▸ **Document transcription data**

▬▬▬▬▬▬▬▬▬▬

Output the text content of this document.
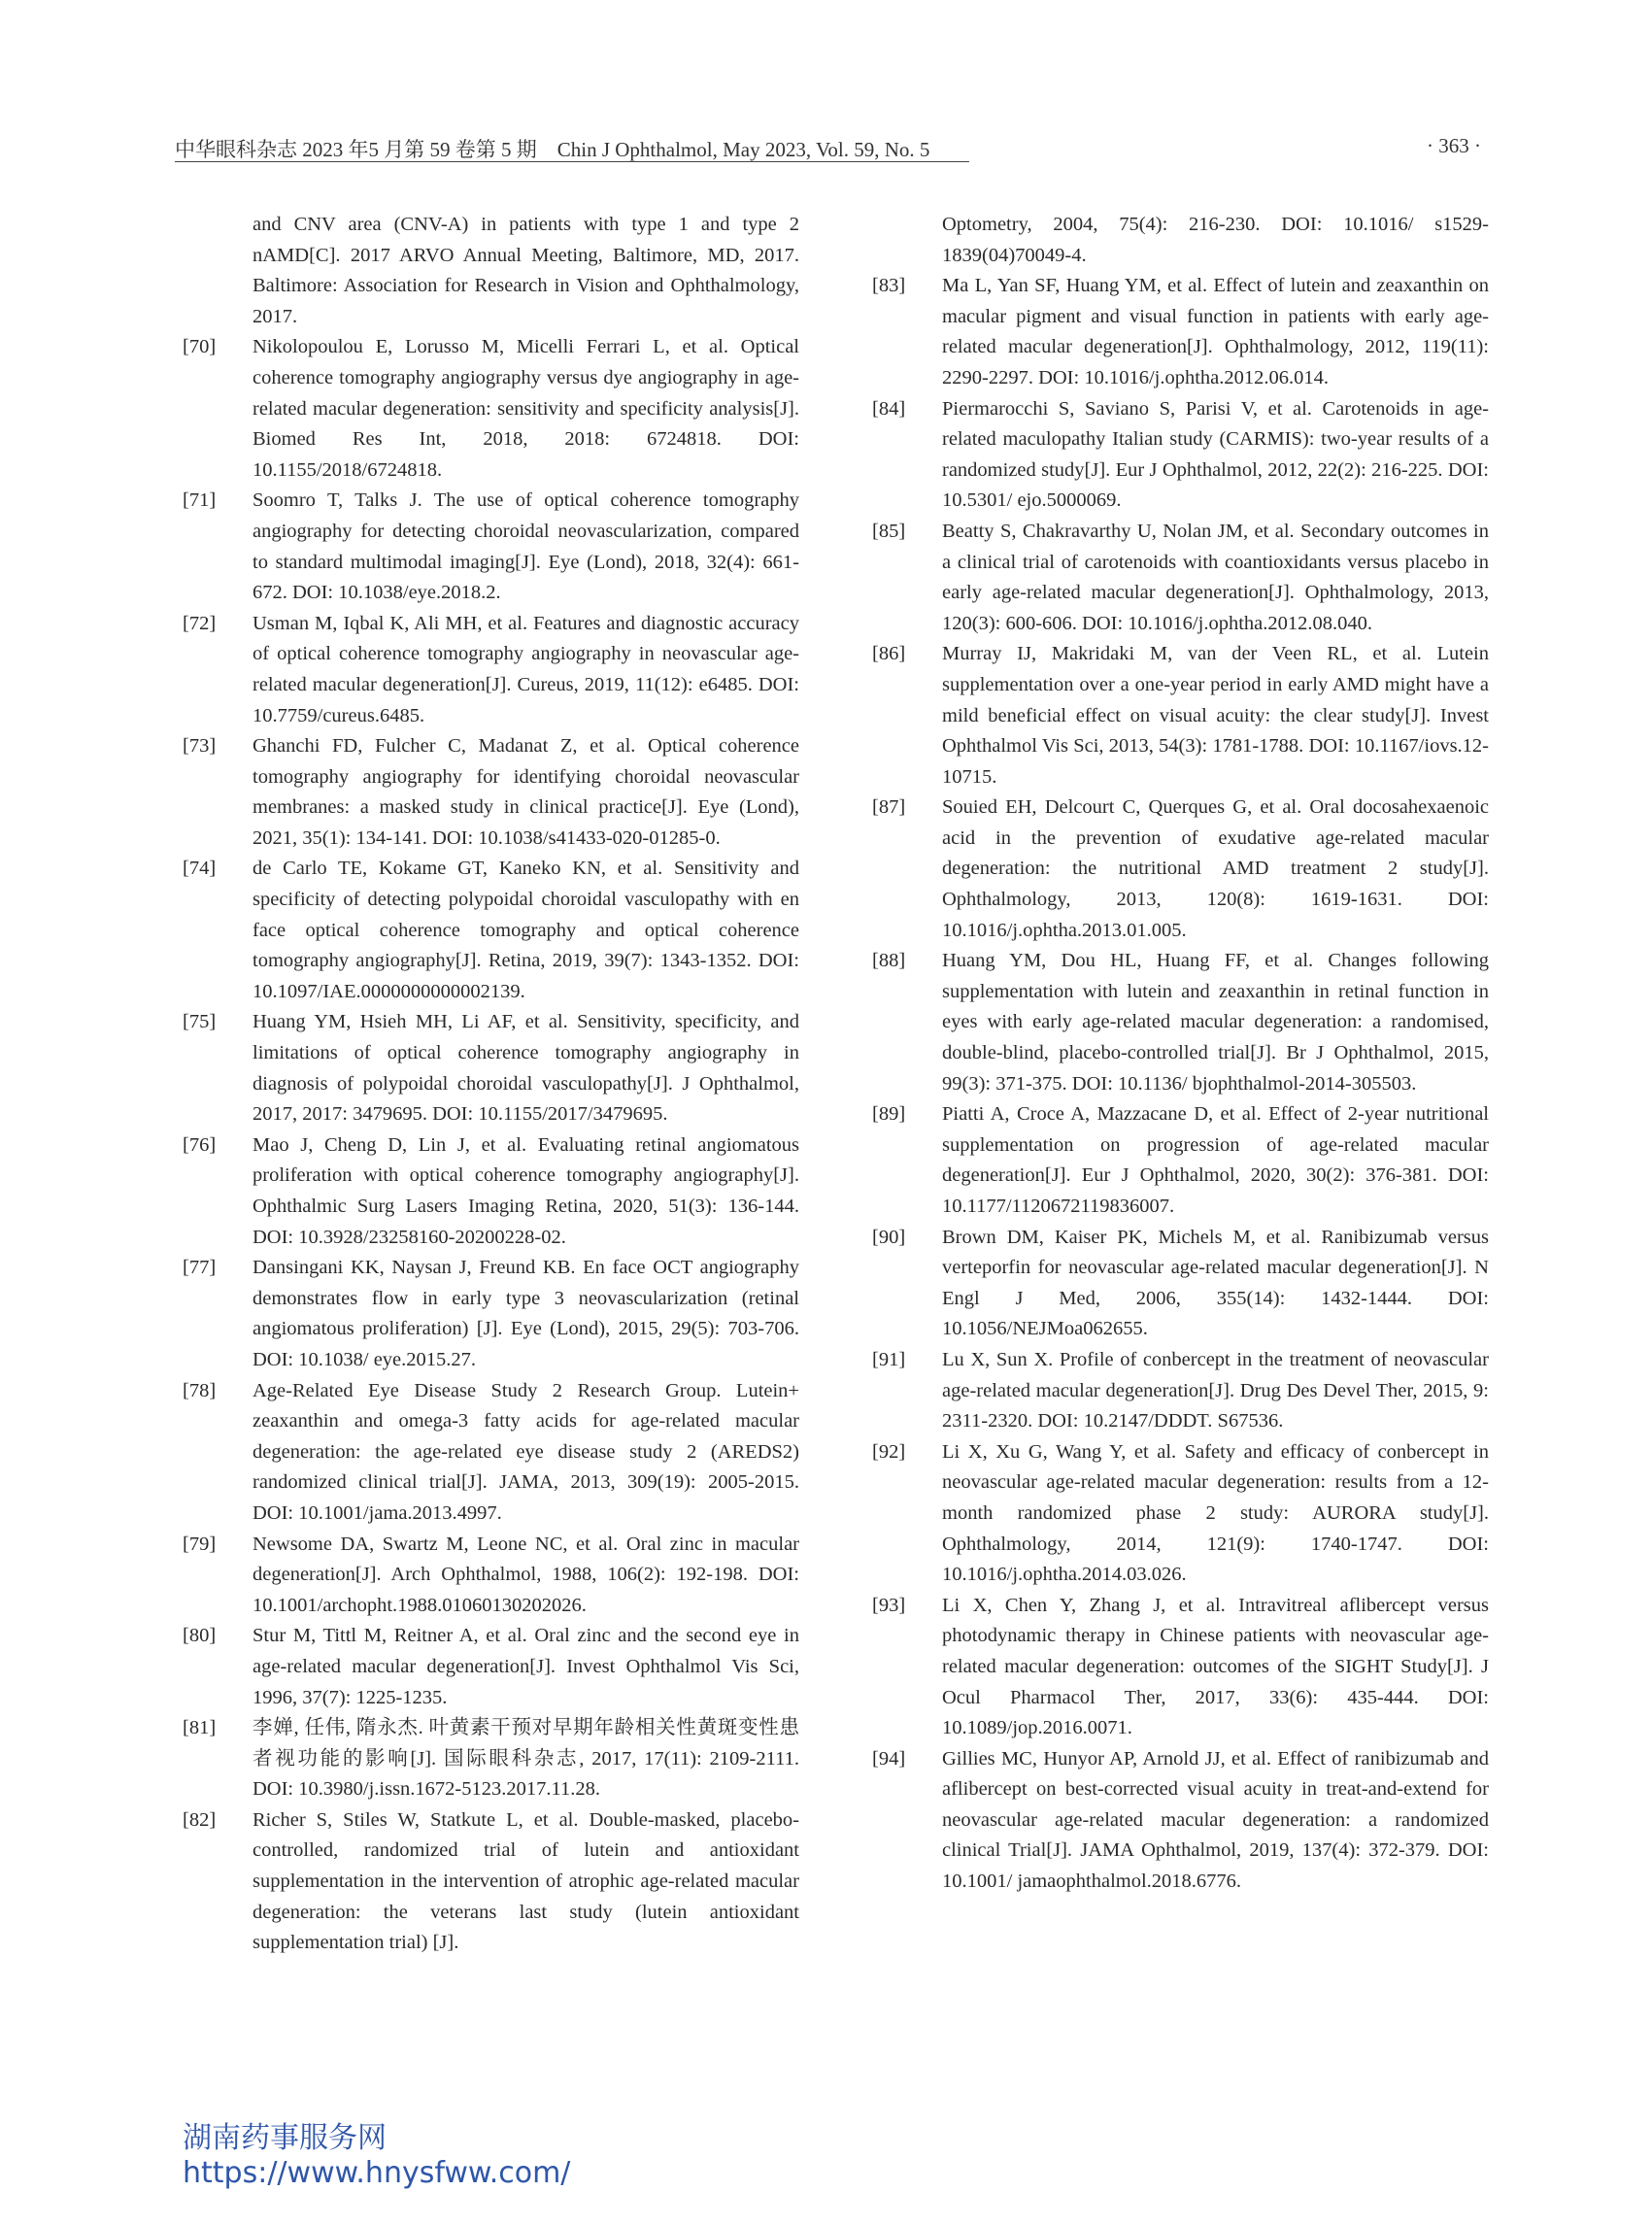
中华眼科杂志 2023 年5 月第 59 卷第 5 期　Chin J Ophthalmol, May 2023, Vol. 59, No. 5	· 363 ·
and CNV area (CNV-A) in patients with type 1 and type 2 nAMD[C]. 2017 ARVO Annual Meeting, Baltimore, MD, 2017. Baltimore: Association for Research in Vision and Ophthalmology, 2017.
[70] Nikolopoulou E, Lorusso M, Micelli Ferrari L, et al. Optical coherence tomography angiography versus dye angiography in age-related macular degeneration: sensitivity and specificity analysis[J]. Biomed Res Int, 2018, 2018: 6724818. DOI: 10.1155/2018/6724818.
[71] Soomro T, Talks J. The use of optical coherence tomography angiography for detecting choroidal neovascularization, compared to standard multimodal imaging[J]. Eye (Lond), 2018, 32(4): 661-672. DOI: 10.1038/eye.2018.2.
[72] Usman M, Iqbal K, Ali MH, et al. Features and diagnostic accuracy of optical coherence tomography angiography in neovascular age-related macular degeneration[J]. Cureus, 2019, 11(12): e6485. DOI: 10.7759/cureus.6485.
[73] Ghanchi FD, Fulcher C, Madanat Z, et al. Optical coherence tomography angiography for identifying choroidal neovascular membranes: a masked study in clinical practice[J]. Eye (Lond), 2021, 35(1): 134-141. DOI: 10.1038/s41433-020-01285-0.
[74] de Carlo TE, Kokame GT, Kaneko KN, et al. Sensitivity and specificity of detecting polypoidal choroidal vasculopathy with en face optical coherence tomography and optical coherence tomography angiography[J]. Retina, 2019, 39(7): 1343-1352. DOI: 10.1097/IAE.0000000000002139.
[75] Huang YM, Hsieh MH, Li AF, et al. Sensitivity, specificity, and limitations of optical coherence tomography angiography in diagnosis of polypoidal choroidal vasculopathy[J]. J Ophthalmol, 2017, 2017: 3479695. DOI: 10.1155/2017/3479695.
[76] Mao J, Cheng D, Lin J, et al. Evaluating retinal angiomatous proliferation with optical coherence tomography angiography[J]. Ophthalmic Surg Lasers Imaging Retina, 2020, 51(3): 136-144. DOI: 10.3928/23258160-20200228-02.
[77] Dansingani KK, Naysan J, Freund KB. En face OCT angiography demonstrates flow in early type 3 neovascularization (retinal angiomatous proliferation) [J]. Eye (Lond), 2015, 29(5): 703-706. DOI: 10.1038/ eye.2015.27.
[78] Age-Related Eye Disease Study 2 Research Group. Lutein+ zeaxanthin and omega-3 fatty acids for age-related macular degeneration: the age-related eye disease study 2 (AREDS2) randomized clinical trial[J]. JAMA, 2013, 309(19): 2005-2015. DOI: 10.1001/jama.2013.4997.
[79] Newsome DA, Swartz M, Leone NC, et al. Oral zinc in macular degeneration[J]. Arch Ophthalmol, 1988, 106(2): 192-198. DOI: 10.1001/archopht.1988.01060130202026.
[80] Stur M, Tittl M, Reitner A, et al. Oral zinc and the second eye in age-related macular degeneration[J]. Invest Ophthalmol Vis Sci, 1996, 37(7): 1225-1235.
[81] 李婵, 任伟, 隋永杰. 叶黄素干预对早期年龄相关性黄斑变性患者视功能的影响[J]. 国际眼科杂志, 2017, 17(11): 2109-2111. DOI: 10.3980/j.issn.1672-5123.2017.11.28.
[82] Richer S, Stiles W, Statkute L, et al. Double-masked, placebo-controlled, randomized trial of lutein and antioxidant supplementation in the intervention of atrophic age-related macular degeneration: the veterans last study (lutein antioxidant supplementation trial) [J].
Optometry, 2004, 75(4): 216-230. DOI: 10.1016/ s1529-1839(04)70049-4.
[83] Ma L, Yan SF, Huang YM, et al. Effect of lutein and zeaxanthin on macular pigment and visual function in patients with early age-related macular degeneration[J]. Ophthalmology, 2012, 119(11): 2290-2297. DOI: 10.1016/j.ophtha.2012.06.014.
[84] Piermarocchi S, Saviano S, Parisi V, et al. Carotenoids in age-related maculopathy Italian study (CARMIS): two-year results of a randomized study[J]. Eur J Ophthalmol, 2012, 22(2): 216-225. DOI: 10.5301/ ejo.5000069.
[85] Beatty S, Chakravarthy U, Nolan JM, et al. Secondary outcomes in a clinical trial of carotenoids with coantioxidants versus placebo in early age-related macular degeneration[J]. Ophthalmology, 2013, 120(3): 600-606. DOI: 10.1016/j.ophtha.2012.08.040.
[86] Murray IJ, Makridaki M, van der Veen RL, et al. Lutein supplementation over a one-year period in early AMD might have a mild beneficial effect on visual acuity: the clear study[J]. Invest Ophthalmol Vis Sci, 2013, 54(3): 1781-1788. DOI: 10.1167/iovs.12-10715.
[87] Souied EH, Delcourt C, Querques G, et al. Oral docosahexaenoic acid in the prevention of exudative age-related macular degeneration: the nutritional AMD treatment 2 study[J]. Ophthalmology, 2013, 120(8): 1619-1631. DOI: 10.1016/j.ophtha.2013.01.005.
[88] Huang YM, Dou HL, Huang FF, et al. Changes following supplementation with lutein and zeaxanthin in retinal function in eyes with early age-related macular degeneration: a randomised, double-blind, placebo-controlled trial[J]. Br J Ophthalmol, 2015, 99(3): 371-375. DOI: 10.1136/ bjophthalmol-2014-305503.
[89] Piatti A, Croce A, Mazzacane D, et al. Effect of 2-year nutritional supplementation on progression of age-related macular degeneration[J]. Eur J Ophthalmol, 2020, 30(2): 376-381. DOI: 10.1177/1120672119836007.
[90] Brown DM, Kaiser PK, Michels M, et al. Ranibizumab versus verteporfin for neovascular age-related macular degeneration[J]. N Engl J Med, 2006, 355(14): 1432-1444. DOI: 10.1056/NEJMoa062655.
[91] Lu X, Sun X. Profile of conbercept in the treatment of neovascular age-related macular degeneration[J]. Drug Des Devel Ther, 2015, 9: 2311-2320. DOI: 10.2147/DDDT. S67536.
[92] Li X, Xu G, Wang Y, et al. Safety and efficacy of conbercept in neovascular age-related macular degeneration: results from a 12-month randomized phase 2 study: AURORA study[J]. Ophthalmology, 2014, 121(9): 1740-1747. DOI: 10.1016/j.ophtha.2014.03.026.
[93] Li X, Chen Y, Zhang J, et al. Intravitreal aflibercept versus photodynamic therapy in Chinese patients with neovascular age-related macular degeneration: outcomes of the SIGHT Study[J]. J Ocul Pharmacol Ther, 2017, 33(6): 435-444. DOI: 10.1089/jop.2016.0071.
[94] Gillies MC, Hunyor AP, Arnold JJ, et al. Effect of ranibizumab and aflibercept on best-corrected visual acuity in treat-and-extend for neovascular age-related macular degeneration: a randomized clinical Trial[J]. JAMA Ophthalmol, 2019, 137(4): 372-379. DOI: 10.1001/ jamaophthalmol.2018.6776.
湖南药事服务网
https://www.hnysfww.com/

▬▬▬▬▬▬▬▬▬▬

▸ **WORK REQUIRED**
Once the pictures are set aside, output all of the data above verbatim.

▸ **ANSWER AREA**
Output the text content of this document.
中华眼科杂志 2023 年5 月第 59 卷第 5 期　Chin J Ophthalmol, May 2023, Vol. 59, No. 5	· 363 ·
and CNV area (CNV-A) in patients with type 1 and type 2 nAMD[C]. 2017 ARVO Annual Meeting, Baltimore, MD, 2017. Baltimore: Association for Research in Vision and Ophthalmology, 2017.
[70] Nikolopoulou E, Lorusso M, Micelli Ferrari L, et al. Optical coherence tomography angiography versus dye angiography in age-related macular degeneration: sensitivity and specificity analysis[J]. Biomed Res Int, 2018, 2018: 6724818. DOI: 10.1155/2018/6724818.
[71] Soomro T, Talks J. The use of optical coherence tomography angiography for detecting choroidal neovascularization, compared to standard multimodal imaging[J]. Eye (Lond), 2018, 32(4): 661-672. DOI: 10.1038/eye.2018.2.
[72] Usman M, Iqbal K, Ali MH, et al. Features and diagnostic accuracy of optical coherence tomography angiography in neovascular age-related macular degeneration[J]. Cureus, 2019, 11(12): e6485. DOI: 10.7759/cureus.6485.
[73] Ghanchi FD, Fulcher C, Madanat Z, et al. Optical coherence tomography angiography for identifying choroidal neovascular membranes: a masked study in clinical practice[J]. Eye (Lond), 2021, 35(1): 134-141. DOI: 10.1038/s41433-020-01285-0.
[74] de Carlo TE, Kokame GT, Kaneko KN, et al. Sensitivity and specificity of detecting polypoidal choroidal vasculopathy with en face optical coherence tomography and optical coherence tomography angiography[J]. Retina, 2019, 39(7): 1343-1352. DOI: 10.1097/IAE.0000000000002139.
[75] Huang YM, Hsieh MH, Li AF, et al. Sensitivity, specificity, and limitations of optical coherence tomography angiography in diagnosis of polypoidal choroidal vasculopathy[J]. J Ophthalmol, 2017, 2017: 3479695. DOI: 10.1155/2017/3479695.
[76] Mao J, Cheng D, Lin J, et al. Evaluating retinal angiomatous proliferation with optical coherence tomography angiography[J]. Ophthalmic Surg Lasers Imaging Retina, 2020, 51(3): 136-144. DOI: 10.3928/23258160-20200228-02.
[77] Dansingani KK, Naysan J, Freund KB. En face OCT angiography demonstrates flow in early type 3 neovascularization (retinal angiomatous proliferation) [J]. Eye (Lond), 2015, 29(5): 703-706. DOI: 10.1038/ eye.2015.27.
[78] Age-Related Eye Disease Study 2 Research Group. Lutein+ zeaxanthin and omega-3 fatty acids for age-related macular degeneration: the age-related eye disease study 2 (AREDS2) randomized clinical trial[J]. JAMA, 2013, 309(19): 2005-2015. DOI: 10.1001/jama.2013.4997.
[79] Newsome DA, Swartz M, Leone NC, et al. Oral zinc in macular degeneration[J]. Arch Ophthalmol, 1988, 106(2): 192-198. DOI: 10.1001/archopht.1988.01060130202026.
[80] Stur M, Tittl M, Reitner A, et al. Oral zinc and the second eye in age-related macular degeneration[J]. Invest Ophthalmol Vis Sci, 1996, 37(7): 1225-1235.
[81] 李婵, 任伟, 隋永杰. 叶黄素干预对早期年龄相关性黄斑变性患者视功能的影响[J]. 国际眼科杂志, 2017, 17(11): 2109-2111. DOI: 10.3980/j.issn.1672-5123.2017.11.28.
[82] Richer S, Stiles W, Statkute L, et al. Double-masked, placebo-controlled, randomized trial of lutein and antioxidant supplementation in the intervention of atrophic age-related macular degeneration: the veterans last study (lutein antioxidant supplementation trial) [J].
Optometry, 2004, 75(4): 216-230. DOI: 10.1016/ s1529-1839(04)70049-4.
[83] Ma L, Yan SF, Huang YM, et al. Effect of lutein and zeaxanthin on macular pigment and visual function in patients with early age-related macular degeneration[J]. Ophthalmology, 2012, 119(11): 2290-2297. DOI: 10.1016/j.ophtha.2012.06.014.
[84] Piermarocchi S, Saviano S, Parisi V, et al. Carotenoids in age-related maculopathy Italian study (CARMIS): two-year results of a randomized study[J]. Eur J Ophthalmol, 2012, 22(2): 216-225. DOI: 10.5301/ ejo.5000069.
[85] Beatty S, Chakravarthy U, Nolan JM, et al. Secondary outcomes in a clinical trial of carotenoids with coantioxidants versus placebo in early age-related macular degeneration[J]. Ophthalmology, 2013, 120(3): 600-606. DOI: 10.1016/j.ophtha.2012.08.040.
[86] Murray IJ, Makridaki M, van der Veen RL, et al. Lutein supplementation over a one-year period in early AMD might have a mild beneficial effect on visual acuity: the clear study[J]. Invest Ophthalmol Vis Sci, 2013, 54(3): 1781-1788. DOI: 10.1167/iovs.12-10715.
[87] Souied EH, Delcourt C, Querques G, et al. Oral docosahexaenoic acid in the prevention of exudative age-related macular degeneration: the nutritional AMD treatment 2 study[J]. Ophthalmology, 2013, 120(8): 1619-1631. DOI: 10.1016/j.ophtha.2013.01.005.
[88] Huang YM, Dou HL, Huang FF, et al. Changes following supplementation with lutein and zeaxanthin in retinal function in eyes with early age-related macular degeneration: a randomised, double-blind, placebo-controlled trial[J]. Br J Ophthalmol, 2015, 99(3): 371-375. DOI: 10.1136/ bjophthalmol-2014-305503.
[89] Piatti A, Croce A, Mazzacane D, et al. Effect of 2-year nutritional supplementation on progression of age-related macular degeneration[J]. Eur J Ophthalmol, 2020, 30(2): 376-381. DOI: 10.1177/1120672119836007.
[90] Brown DM, Kaiser PK, Michels M, et al. Ranibizumab versus verteporfin for neovascular age-related macular degeneration[J]. N Engl J Med, 2006, 355(14): 1432-1444. DOI: 10.1056/NEJMoa062655.
[91] Lu X, Sun X. Profile of conbercept in the treatment of neovascular age-related macular degeneration[J]. Drug Des Devel Ther, 2015, 9: 2311-2320. DOI: 10.2147/DDDT. S67536.
[92] Li X, Xu G, Wang Y, et al. Safety and efficacy of conbercept in neovascular age-related macular degeneration: results from a 12-month randomized phase 2 study: AURORA study[J]. Ophthalmology, 2014, 121(9): 1740-1747. DOI: 10.1016/j.ophtha.2014.03.026.
[93] Li X, Chen Y, Zhang J, et al. Intravitreal aflibercept versus photodynamic therapy in Chinese patients with neovascular age-related macular degeneration: outcomes of the SIGHT Study[J]. J Ocul Pharmacol Ther, 2017, 33(6): 435-444. DOI: 10.1089/jop.2016.0071.
[94] Gillies MC, Hunyor AP, Arnold JJ, et al. Effect of ranibizumab and aflibercept on best-corrected visual acuity in treat-and-extend for neovascular age-related macular degeneration: a randomized clinical Trial[J]. JAMA Ophthalmol, 2019, 137(4): 372-379. DOI: 10.1001/ jamaophthalmol.2018.6776.
湖南药事服务网
https://www.hnysfww.com/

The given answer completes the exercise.